• **Opdracht**: Geef alle regels van de onderstaande lijst letterlijk opnieuw weer, zonder iets weg te laten of te veranderen.

• **Gegevens**:
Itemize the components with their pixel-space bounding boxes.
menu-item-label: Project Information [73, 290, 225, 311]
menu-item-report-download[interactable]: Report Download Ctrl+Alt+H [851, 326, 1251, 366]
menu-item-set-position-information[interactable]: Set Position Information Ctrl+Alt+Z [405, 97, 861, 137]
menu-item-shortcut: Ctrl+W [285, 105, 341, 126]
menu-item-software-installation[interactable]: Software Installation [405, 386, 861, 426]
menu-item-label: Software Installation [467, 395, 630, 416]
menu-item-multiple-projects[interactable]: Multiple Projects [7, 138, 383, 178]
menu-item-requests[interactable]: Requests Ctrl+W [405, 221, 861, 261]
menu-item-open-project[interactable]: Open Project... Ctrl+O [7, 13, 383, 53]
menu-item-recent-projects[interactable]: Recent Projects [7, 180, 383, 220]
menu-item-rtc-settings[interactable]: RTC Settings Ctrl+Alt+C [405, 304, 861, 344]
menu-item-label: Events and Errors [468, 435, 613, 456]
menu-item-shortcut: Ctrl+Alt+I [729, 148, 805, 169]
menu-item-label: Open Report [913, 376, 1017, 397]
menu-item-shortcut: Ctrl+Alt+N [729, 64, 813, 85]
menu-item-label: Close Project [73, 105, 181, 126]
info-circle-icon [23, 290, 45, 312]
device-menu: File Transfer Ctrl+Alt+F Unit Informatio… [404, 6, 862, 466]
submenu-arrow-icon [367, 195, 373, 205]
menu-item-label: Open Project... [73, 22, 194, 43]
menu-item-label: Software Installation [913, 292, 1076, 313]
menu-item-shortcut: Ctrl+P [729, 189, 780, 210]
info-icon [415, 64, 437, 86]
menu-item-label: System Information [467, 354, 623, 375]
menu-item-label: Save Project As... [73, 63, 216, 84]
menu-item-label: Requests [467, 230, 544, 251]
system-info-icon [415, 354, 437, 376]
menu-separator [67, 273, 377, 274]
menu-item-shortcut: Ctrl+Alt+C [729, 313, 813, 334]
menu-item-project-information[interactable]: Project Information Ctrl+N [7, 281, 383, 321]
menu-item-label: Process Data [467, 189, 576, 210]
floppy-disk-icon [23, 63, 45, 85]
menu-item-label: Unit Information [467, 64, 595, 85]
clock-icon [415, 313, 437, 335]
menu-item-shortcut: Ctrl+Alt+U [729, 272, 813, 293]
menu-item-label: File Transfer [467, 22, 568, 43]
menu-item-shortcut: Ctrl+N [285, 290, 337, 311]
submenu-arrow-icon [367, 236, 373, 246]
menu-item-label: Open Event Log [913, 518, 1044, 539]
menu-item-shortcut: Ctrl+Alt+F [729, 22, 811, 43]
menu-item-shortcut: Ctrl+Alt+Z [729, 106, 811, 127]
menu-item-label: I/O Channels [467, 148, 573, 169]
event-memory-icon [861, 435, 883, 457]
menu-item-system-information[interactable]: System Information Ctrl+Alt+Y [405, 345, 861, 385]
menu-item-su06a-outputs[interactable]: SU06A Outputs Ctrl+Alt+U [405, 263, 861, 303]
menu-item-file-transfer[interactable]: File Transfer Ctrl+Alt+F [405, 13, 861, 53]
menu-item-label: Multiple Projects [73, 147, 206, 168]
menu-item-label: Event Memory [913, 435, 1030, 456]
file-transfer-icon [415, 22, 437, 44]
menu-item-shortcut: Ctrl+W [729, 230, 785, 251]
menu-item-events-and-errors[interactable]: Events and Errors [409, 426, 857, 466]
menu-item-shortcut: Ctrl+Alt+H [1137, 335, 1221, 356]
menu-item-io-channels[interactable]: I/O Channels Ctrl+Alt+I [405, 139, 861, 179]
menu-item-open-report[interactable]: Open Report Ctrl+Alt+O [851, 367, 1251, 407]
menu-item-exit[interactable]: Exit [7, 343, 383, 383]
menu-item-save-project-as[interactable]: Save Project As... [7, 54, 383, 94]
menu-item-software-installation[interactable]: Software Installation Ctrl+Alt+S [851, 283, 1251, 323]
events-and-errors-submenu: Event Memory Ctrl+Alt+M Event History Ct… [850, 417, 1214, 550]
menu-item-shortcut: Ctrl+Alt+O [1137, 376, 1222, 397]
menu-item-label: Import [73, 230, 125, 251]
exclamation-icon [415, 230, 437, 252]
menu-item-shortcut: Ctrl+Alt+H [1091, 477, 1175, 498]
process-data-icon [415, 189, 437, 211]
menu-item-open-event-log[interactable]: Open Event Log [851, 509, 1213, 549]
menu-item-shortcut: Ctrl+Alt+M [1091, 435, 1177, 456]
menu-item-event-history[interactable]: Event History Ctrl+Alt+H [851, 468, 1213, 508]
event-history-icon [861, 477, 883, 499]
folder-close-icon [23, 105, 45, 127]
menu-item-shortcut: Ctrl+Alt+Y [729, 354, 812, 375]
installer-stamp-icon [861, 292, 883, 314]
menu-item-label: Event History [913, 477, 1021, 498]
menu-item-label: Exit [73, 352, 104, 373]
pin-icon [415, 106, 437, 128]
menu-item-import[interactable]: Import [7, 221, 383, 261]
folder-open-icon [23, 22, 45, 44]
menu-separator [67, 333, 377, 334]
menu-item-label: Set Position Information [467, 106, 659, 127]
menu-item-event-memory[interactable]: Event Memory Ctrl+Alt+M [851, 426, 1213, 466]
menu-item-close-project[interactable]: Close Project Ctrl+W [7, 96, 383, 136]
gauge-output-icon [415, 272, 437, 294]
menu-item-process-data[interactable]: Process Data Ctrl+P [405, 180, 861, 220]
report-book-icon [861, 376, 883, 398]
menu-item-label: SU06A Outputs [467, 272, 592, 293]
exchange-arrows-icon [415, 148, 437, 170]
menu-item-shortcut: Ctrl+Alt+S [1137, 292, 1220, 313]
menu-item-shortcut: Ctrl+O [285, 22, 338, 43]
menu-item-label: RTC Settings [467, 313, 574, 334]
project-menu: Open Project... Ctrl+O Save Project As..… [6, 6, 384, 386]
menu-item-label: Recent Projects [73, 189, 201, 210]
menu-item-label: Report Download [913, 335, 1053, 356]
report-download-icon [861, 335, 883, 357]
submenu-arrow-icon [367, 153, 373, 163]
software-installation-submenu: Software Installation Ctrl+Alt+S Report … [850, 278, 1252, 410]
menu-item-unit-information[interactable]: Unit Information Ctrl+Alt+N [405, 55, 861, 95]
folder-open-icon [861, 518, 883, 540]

• **Schriftelijk antwoord**:
Itemize the components with their pixel-space bounding boxes.
menu-item-label: Project Information [73, 290, 225, 311]
menu-item-report-download[interactable]: Report Download Ctrl+Alt+H [851, 326, 1251, 366]
menu-item-set-position-information[interactable]: Set Position Information Ctrl+Alt+Z [405, 97, 861, 137]
menu-item-shortcut: Ctrl+W [285, 105, 341, 126]
menu-item-software-installation[interactable]: Software Installation [405, 386, 861, 426]
menu-item-label: Software Installation [467, 395, 630, 416]
menu-item-multiple-projects[interactable]: Multiple Projects [7, 138, 383, 178]
menu-item-requests[interactable]: Requests Ctrl+W [405, 221, 861, 261]
menu-item-open-project[interactable]: Open Project... Ctrl+O [7, 13, 383, 53]
menu-item-recent-projects[interactable]: Recent Projects [7, 180, 383, 220]
menu-item-rtc-settings[interactable]: RTC Settings Ctrl+Alt+C [405, 304, 861, 344]
menu-item-label: Events and Errors [468, 435, 613, 456]
menu-item-shortcut: Ctrl+Alt+I [729, 148, 805, 169]
menu-item-label: Open Report [913, 376, 1017, 397]
menu-item-shortcut: Ctrl+Alt+N [729, 64, 813, 85]
menu-item-label: Close Project [73, 105, 181, 126]
info-circle-icon [23, 290, 45, 312]
device-menu: File Transfer Ctrl+Alt+F Unit Informatio… [404, 6, 862, 466]
submenu-arrow-icon [367, 195, 373, 205]
menu-item-label: Open Project... [73, 22, 194, 43]
menu-item-label: Software Installation [913, 292, 1076, 313]
menu-item-shortcut: Ctrl+P [729, 189, 780, 210]
info-icon [415, 64, 437, 86]
menu-item-label: System Information [467, 354, 623, 375]
menu-item-label: Save Project As... [73, 63, 216, 84]
menu-item-label: Requests [467, 230, 544, 251]
system-info-icon [415, 354, 437, 376]
menu-separator [67, 273, 377, 274]
menu-item-shortcut: Ctrl+Alt+C [729, 313, 813, 334]
menu-item-project-information[interactable]: Project Information Ctrl+N [7, 281, 383, 321]
menu-item-label: Process Data [467, 189, 576, 210]
floppy-disk-icon [23, 63, 45, 85]
menu-item-label: Unit Information [467, 64, 595, 85]
clock-icon [415, 313, 437, 335]
menu-item-shortcut: Ctrl+Alt+U [729, 272, 813, 293]
menu-item-label: File Transfer [467, 22, 568, 43]
menu-item-shortcut: Ctrl+N [285, 290, 337, 311]
submenu-arrow-icon [367, 236, 373, 246]
menu-item-label: Open Event Log [913, 518, 1044, 539]
menu-item-shortcut: Ctrl+Alt+F [729, 22, 811, 43]
menu-item-shortcut: Ctrl+Alt+Z [729, 106, 811, 127]
menu-item-label: I/O Channels [467, 148, 573, 169]
event-memory-icon [861, 435, 883, 457]
menu-item-system-information[interactable]: System Information Ctrl+Alt+Y [405, 345, 861, 385]
menu-item-su06a-outputs[interactable]: SU06A Outputs Ctrl+Alt+U [405, 263, 861, 303]
menu-item-file-transfer[interactable]: File Transfer Ctrl+Alt+F [405, 13, 861, 53]
menu-item-label: Multiple Projects [73, 147, 206, 168]
menu-item-label: Event Memory [913, 435, 1030, 456]
file-transfer-icon [415, 22, 437, 44]
menu-item-shortcut: Ctrl+W [729, 230, 785, 251]
menu-item-events-and-errors[interactable]: Events and Errors [409, 426, 857, 466]
menu-item-shortcut: Ctrl+Alt+H [1137, 335, 1221, 356]
menu-item-io-channels[interactable]: I/O Channels Ctrl+Alt+I [405, 139, 861, 179]
menu-item-open-report[interactable]: Open Report Ctrl+Alt+O [851, 367, 1251, 407]
menu-item-exit[interactable]: Exit [7, 343, 383, 383]
menu-item-save-project-as[interactable]: Save Project As... [7, 54, 383, 94]
menu-item-software-installation[interactable]: Software Installation Ctrl+Alt+S [851, 283, 1251, 323]
events-and-errors-submenu: Event Memory Ctrl+Alt+M Event History Ct… [850, 417, 1214, 550]
menu-item-shortcut: Ctrl+Alt+O [1137, 376, 1222, 397]
menu-item-label: Import [73, 230, 125, 251]
exclamation-icon [415, 230, 437, 252]
menu-item-shortcut: Ctrl+Alt+H [1091, 477, 1175, 498]
process-data-icon [415, 189, 437, 211]
menu-item-open-event-log[interactable]: Open Event Log [851, 509, 1213, 549]
menu-item-shortcut: Ctrl+Alt+M [1091, 435, 1177, 456]
menu-item-event-history[interactable]: Event History Ctrl+Alt+H [851, 468, 1213, 508]
event-history-icon [861, 477, 883, 499]
folder-close-icon [23, 105, 45, 127]
menu-item-shortcut: Ctrl+Alt+Y [729, 354, 812, 375]
installer-stamp-icon [861, 292, 883, 314]
menu-item-label: Event History [913, 477, 1021, 498]
menu-item-label: Exit [73, 352, 104, 373]
pin-icon [415, 106, 437, 128]
menu-item-import[interactable]: Import [7, 221, 383, 261]
folder-open-icon [23, 22, 45, 44]
menu-separator [67, 333, 377, 334]
menu-item-label: Set Position Information [467, 106, 659, 127]
menu-item-event-memory[interactable]: Event Memory Ctrl+Alt+M [851, 426, 1213, 466]
menu-item-close-project[interactable]: Close Project Ctrl+W [7, 96, 383, 136]
gauge-output-icon [415, 272, 437, 294]
menu-item-process-data[interactable]: Process Data Ctrl+P [405, 180, 861, 220]
report-book-icon [861, 376, 883, 398]
menu-item-label: SU06A Outputs [467, 272, 592, 293]
exchange-arrows-icon [415, 148, 437, 170]
menu-item-shortcut: Ctrl+Alt+S [1137, 292, 1220, 313]
menu-item-shortcut: Ctrl+O [285, 22, 338, 43]
menu-item-label: RTC Settings [467, 313, 574, 334]
project-menu: Open Project... Ctrl+O Save Project As..… [6, 6, 384, 386]
menu-item-label: Recent Projects [73, 189, 201, 210]
menu-item-label: Report Download [913, 335, 1053, 356]
report-download-icon [861, 335, 883, 357]
submenu-arrow-icon [367, 153, 373, 163]
software-installation-submenu: Software Installation Ctrl+Alt+S Report … [850, 278, 1252, 410]
menu-item-unit-information[interactable]: Unit Information Ctrl+Alt+N [405, 55, 861, 95]
folder-open-icon [861, 518, 883, 540]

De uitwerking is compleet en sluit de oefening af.